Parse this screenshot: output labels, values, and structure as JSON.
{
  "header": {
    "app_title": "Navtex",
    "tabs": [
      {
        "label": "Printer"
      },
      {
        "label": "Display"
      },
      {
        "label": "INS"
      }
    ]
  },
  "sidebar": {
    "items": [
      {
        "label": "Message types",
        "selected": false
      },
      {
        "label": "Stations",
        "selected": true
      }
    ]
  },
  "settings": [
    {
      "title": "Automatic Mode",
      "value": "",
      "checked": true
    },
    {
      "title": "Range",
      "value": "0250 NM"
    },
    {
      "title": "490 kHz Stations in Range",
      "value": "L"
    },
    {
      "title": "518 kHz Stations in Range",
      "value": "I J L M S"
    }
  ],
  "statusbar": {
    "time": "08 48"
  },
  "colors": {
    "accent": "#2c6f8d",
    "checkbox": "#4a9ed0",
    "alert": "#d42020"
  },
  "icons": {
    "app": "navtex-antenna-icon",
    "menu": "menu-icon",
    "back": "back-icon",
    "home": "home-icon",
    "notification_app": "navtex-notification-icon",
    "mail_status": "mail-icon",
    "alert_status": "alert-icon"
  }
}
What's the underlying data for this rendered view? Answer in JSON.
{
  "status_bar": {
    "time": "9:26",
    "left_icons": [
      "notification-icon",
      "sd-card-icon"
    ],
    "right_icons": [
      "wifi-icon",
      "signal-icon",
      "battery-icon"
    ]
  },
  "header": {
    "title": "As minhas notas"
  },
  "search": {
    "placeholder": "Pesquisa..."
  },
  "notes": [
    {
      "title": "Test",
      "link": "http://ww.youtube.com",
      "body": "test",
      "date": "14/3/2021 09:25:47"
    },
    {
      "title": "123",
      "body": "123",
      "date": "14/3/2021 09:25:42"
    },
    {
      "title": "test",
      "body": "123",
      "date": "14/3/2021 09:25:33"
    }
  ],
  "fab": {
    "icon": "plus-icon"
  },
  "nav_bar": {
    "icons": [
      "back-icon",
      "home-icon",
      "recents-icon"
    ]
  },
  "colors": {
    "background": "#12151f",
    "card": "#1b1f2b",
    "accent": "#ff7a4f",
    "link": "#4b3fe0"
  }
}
*****
[Set task]: Which lines of the material contain the string "this"? List each of them.

[The completed task]:
Parse this screenshot: output labels, values, and structure as JSON.
What's the underlying data for this rendered view? Answer in JSON.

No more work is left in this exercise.